Entries
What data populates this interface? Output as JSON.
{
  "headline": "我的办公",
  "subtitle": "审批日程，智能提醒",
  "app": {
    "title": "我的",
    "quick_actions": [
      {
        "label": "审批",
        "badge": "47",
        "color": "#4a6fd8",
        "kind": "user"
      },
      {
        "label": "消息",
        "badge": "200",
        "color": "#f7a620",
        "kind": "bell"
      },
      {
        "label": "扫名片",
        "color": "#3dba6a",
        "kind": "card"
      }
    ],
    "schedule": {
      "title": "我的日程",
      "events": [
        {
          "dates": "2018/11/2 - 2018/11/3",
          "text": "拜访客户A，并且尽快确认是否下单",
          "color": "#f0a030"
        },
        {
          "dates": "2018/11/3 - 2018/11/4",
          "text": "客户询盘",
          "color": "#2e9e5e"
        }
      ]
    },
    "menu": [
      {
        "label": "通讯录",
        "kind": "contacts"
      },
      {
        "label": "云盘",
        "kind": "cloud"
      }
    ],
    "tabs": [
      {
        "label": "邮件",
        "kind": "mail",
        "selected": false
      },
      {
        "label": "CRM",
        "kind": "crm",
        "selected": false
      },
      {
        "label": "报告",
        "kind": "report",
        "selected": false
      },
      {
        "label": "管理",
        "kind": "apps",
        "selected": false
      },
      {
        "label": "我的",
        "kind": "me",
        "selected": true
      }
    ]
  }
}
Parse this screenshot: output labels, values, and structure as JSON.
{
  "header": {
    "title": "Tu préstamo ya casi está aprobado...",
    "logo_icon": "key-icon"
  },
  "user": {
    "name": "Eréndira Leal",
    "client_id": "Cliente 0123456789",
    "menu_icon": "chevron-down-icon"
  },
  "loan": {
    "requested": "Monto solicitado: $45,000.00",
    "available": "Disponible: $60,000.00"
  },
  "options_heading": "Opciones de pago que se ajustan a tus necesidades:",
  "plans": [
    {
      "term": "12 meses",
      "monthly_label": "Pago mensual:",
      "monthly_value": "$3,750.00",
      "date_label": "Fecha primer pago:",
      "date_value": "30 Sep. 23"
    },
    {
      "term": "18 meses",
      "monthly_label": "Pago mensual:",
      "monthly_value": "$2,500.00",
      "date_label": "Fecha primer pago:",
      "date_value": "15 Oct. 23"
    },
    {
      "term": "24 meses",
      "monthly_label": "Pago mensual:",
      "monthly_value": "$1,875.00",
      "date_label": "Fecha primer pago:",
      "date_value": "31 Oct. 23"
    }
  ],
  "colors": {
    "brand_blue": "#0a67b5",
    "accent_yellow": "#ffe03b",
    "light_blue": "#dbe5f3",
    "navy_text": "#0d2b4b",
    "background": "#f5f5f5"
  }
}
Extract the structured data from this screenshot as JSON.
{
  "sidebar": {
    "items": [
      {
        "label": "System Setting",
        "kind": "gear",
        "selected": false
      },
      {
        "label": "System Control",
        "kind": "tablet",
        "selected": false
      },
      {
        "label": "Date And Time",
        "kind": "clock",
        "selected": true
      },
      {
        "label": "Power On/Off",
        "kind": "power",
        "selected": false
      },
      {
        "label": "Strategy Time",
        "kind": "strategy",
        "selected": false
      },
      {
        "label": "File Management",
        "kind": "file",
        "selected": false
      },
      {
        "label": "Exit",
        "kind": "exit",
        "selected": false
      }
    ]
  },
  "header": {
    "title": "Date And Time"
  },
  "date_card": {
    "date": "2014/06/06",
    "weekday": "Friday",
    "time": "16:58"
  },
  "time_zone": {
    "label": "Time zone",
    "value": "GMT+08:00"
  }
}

Task objective
Each of the records should be retyped exactly.

Task answer
What data populates this interface? Output as JSON.
{
  "headline": "我的办公",
  "subtitle": "审批日程，智能提醒",
  "app": {
    "title": "我的",
    "quick_actions": [
      {
        "label": "审批",
        "badge": "47",
        "color": "#4a6fd8",
        "kind": "user"
      },
      {
        "label": "消息",
        "badge": "200",
        "color": "#f7a620",
        "kind": "bell"
      },
      {
        "label": "扫名片",
        "color": "#3dba6a",
        "kind": "card"
      }
    ],
    "schedule": {
      "title": "我的日程",
      "events": [
        {
          "dates": "2018/11/2 - 2018/11/3",
          "text": "拜访客户A，并且尽快确认是否下单",
          "color": "#f0a030"
        },
        {
          "dates": "2018/11/3 - 2018/11/4",
          "text": "客户询盘",
          "color": "#2e9e5e"
        }
      ]
    },
    "menu": [
      {
        "label": "通讯录",
        "kind": "contacts"
      },
      {
        "label": "云盘",
        "kind": "cloud"
      }
    ],
    "tabs": [
      {
        "label": "邮件",
        "kind": "mail",
        "selected": false
      },
      {
        "label": "CRM",
        "kind": "crm",
        "selected": false
      },
      {
        "label": "报告",
        "kind": "report",
        "selected": false
      },
      {
        "label": "管理",
        "kind": "apps",
        "selected": false
      },
      {
        "label": "我的",
        "kind": "me",
        "selected": true
      }
    ]
  }
}
Parse this screenshot: output labels, values, and structure as JSON.
{
  "header": {
    "title": "Tu préstamo ya casi está aprobado...",
    "logo_icon": "key-icon"
  },
  "user": {
    "name": "Eréndira Leal",
    "client_id": "Cliente 0123456789",
    "menu_icon": "chevron-down-icon"
  },
  "loan": {
    "requested": "Monto solicitado: $45,000.00",
    "available": "Disponible: $60,000.00"
  },
  "options_heading": "Opciones de pago que se ajustan a tus necesidades:",
  "plans": [
    {
      "term": "12 meses",
      "monthly_label": "Pago mensual:",
      "monthly_value": "$3,750.00",
      "date_label": "Fecha primer pago:",
      "date_value": "30 Sep. 23"
    },
    {
      "term": "18 meses",
      "monthly_label": "Pago mensual:",
      "monthly_value": "$2,500.00",
      "date_label": "Fecha primer pago:",
      "date_value": "15 Oct. 23"
    },
    {
      "term": "24 meses",
      "monthly_label": "Pago mensual:",
      "monthly_value": "$1,875.00",
      "date_label": "Fecha primer pago:",
      "date_value": "31 Oct. 23"
    }
  ],
  "colors": {
    "brand_blue": "#0a67b5",
    "accent_yellow": "#ffe03b",
    "light_blue": "#dbe5f3",
    "navy_text": "#0d2b4b",
    "background": "#f5f5f5"
  }
}
Extract the structured data from this screenshot as JSON.
{
  "sidebar": {
    "items": [
      {
        "label": "System Setting",
        "kind": "gear",
        "selected": false
      },
      {
        "label": "System Control",
        "kind": "tablet",
        "selected": false
      },
      {
        "label": "Date And Time",
        "kind": "clock",
        "selected": true
      },
      {
        "label": "Power On/Off",
        "kind": "power",
        "selected": false
      },
      {
        "label": "Strategy Time",
        "kind": "strategy",
        "selected": false
      },
      {
        "label": "File Management",
        "kind": "file",
        "selected": false
      },
      {
        "label": "Exit",
        "kind": "exit",
        "selected": false
      }
    ]
  },
  "header": {
    "title": "Date And Time"
  },
  "date_card": {
    "date": "2014/06/06",
    "weekday": "Friday",
    "time": "16:58"
  },
  "time_zone": {
    "label": "Time zone",
    "value": "GMT+08:00"
  }
}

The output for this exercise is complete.